* **Set of tasks**
**A)** In the passage on the two port cities, why does the author say Port Adelaide offers useful lessons for Fremantle? Answer in one to three sentences.
**B)** Rewrite the listing from its start through the line containing "cyan-projection-arrowhead-icon — [1137, 297, 1147, 308]", replacing "candle-body" with "candle-real-body" and keeping everything else the same.

* **Passage shown**
*****
A tale of two port cities

Last week I visited South Australia to look at the lessons can be learnt from the revitalisation of urban centres around Adelaide. Let me start by saying there was a surprising number of good things happening in places as diverse as the Adelaide CBD, Glenelg and Norwood. I will write about these successes in future blogs. Today I want to reflect on an urban centre that is failing and as a result has some useful lessons for Fremantle.

Port Adelaide is this failed centre. It was like Fremantle. In fact its similarities are striking. It is a port city with many of the same buildings and places.  It has an amazing array of heritage buildings including a Dalgety Wool stores, an  Elders Wool store, a High St (in this case Commercial Road) full of gold rush heritage buildings, a 120 year old Town Hall, a Port Authority tower, and a water front with a maritime TAFE and an industrial backdrop. It even has its own AFL team like Fremantle. It felt like Fremantle’s true sister city except for one very important fact. Port Adelaide has died as a vibrant community and retail and commercial centre. On the main streets almost every shop is for sale or lease. The only open stores I saw on the main street were a Salvos, a tattoo shop and a Cash Converters. There are no people except for what the Port Adelaide CEO rather frankly called “lost tourists” wondering how and why they ended up there.
*****
* **Data rows**

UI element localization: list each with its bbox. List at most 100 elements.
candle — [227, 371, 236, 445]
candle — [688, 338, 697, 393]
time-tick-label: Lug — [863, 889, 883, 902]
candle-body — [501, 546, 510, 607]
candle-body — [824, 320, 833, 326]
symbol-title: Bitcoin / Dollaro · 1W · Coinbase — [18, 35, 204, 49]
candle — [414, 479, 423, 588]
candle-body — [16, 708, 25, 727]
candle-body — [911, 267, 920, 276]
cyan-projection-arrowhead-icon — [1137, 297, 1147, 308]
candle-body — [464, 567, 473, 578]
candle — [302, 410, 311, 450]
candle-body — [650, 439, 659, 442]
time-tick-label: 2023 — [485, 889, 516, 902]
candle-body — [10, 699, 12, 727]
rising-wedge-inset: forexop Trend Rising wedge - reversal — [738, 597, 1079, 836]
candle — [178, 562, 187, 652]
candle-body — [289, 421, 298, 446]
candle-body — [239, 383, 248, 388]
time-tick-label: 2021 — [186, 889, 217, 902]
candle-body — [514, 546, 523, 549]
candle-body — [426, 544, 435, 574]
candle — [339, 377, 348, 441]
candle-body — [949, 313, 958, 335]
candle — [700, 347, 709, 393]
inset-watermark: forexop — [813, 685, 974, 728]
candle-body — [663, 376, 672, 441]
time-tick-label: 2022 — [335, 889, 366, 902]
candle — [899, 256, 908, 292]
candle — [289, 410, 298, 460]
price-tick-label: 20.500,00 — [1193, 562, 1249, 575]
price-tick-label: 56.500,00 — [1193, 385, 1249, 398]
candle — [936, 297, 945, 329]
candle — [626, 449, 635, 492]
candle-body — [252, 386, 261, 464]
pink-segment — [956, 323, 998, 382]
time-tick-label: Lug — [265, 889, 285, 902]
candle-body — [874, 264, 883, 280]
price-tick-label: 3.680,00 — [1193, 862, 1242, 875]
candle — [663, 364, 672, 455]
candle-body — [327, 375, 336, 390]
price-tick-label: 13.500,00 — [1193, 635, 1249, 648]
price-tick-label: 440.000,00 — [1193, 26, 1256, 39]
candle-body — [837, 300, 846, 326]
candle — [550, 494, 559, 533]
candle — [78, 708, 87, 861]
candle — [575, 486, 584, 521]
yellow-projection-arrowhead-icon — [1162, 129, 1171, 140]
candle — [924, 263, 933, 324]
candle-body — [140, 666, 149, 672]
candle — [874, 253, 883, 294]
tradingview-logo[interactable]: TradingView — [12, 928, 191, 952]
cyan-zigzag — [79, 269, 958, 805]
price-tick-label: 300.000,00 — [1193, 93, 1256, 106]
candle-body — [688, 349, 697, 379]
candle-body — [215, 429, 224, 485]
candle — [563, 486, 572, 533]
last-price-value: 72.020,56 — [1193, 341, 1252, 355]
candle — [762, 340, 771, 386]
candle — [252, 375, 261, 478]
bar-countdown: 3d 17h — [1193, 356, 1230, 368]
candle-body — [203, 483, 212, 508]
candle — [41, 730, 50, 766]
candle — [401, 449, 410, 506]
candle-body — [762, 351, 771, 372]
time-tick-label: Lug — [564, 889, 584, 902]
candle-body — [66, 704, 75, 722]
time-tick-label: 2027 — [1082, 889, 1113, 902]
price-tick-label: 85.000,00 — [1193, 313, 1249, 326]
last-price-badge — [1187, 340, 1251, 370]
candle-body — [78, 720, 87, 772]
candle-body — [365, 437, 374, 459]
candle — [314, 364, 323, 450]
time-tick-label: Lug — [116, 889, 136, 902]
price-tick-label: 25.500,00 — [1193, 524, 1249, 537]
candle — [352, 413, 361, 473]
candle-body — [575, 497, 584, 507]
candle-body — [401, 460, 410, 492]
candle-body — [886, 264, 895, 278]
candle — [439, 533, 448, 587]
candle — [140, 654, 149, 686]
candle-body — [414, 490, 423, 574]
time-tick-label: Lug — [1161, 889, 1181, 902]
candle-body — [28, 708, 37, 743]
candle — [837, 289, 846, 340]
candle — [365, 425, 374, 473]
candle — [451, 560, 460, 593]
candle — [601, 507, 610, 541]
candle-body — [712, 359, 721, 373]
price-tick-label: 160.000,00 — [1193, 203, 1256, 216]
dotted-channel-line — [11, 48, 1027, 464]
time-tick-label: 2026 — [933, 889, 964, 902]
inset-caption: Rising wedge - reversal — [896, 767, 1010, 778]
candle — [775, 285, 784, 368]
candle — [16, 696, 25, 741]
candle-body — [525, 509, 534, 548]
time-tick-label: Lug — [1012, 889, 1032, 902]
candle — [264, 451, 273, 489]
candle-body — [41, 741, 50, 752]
*****
* **Problem solutions**
**A)** Port Adelaide is an urban centre that is failing, and that failure is what makes it a source of useful lessons. It is also strikingly similar to Fremantle: it is a port city with many of the same kinds of buildings and places.

**B)**
UI element localization: list each with its bbox. List at most 100 elements.
candle — [227, 371, 236, 445]
candle — [688, 338, 697, 393]
time-tick-label: Lug — [863, 889, 883, 902]
candle-real-body — [501, 546, 510, 607]
candle-real-body — [824, 320, 833, 326]
symbol-title: Bitcoin / Dollaro · 1W · Coinbase — [18, 35, 204, 49]
candle — [414, 479, 423, 588]
candle-real-body — [16, 708, 25, 727]
candle-real-body — [911, 267, 920, 276]
cyan-projection-arrowhead-icon — [1137, 297, 1147, 308]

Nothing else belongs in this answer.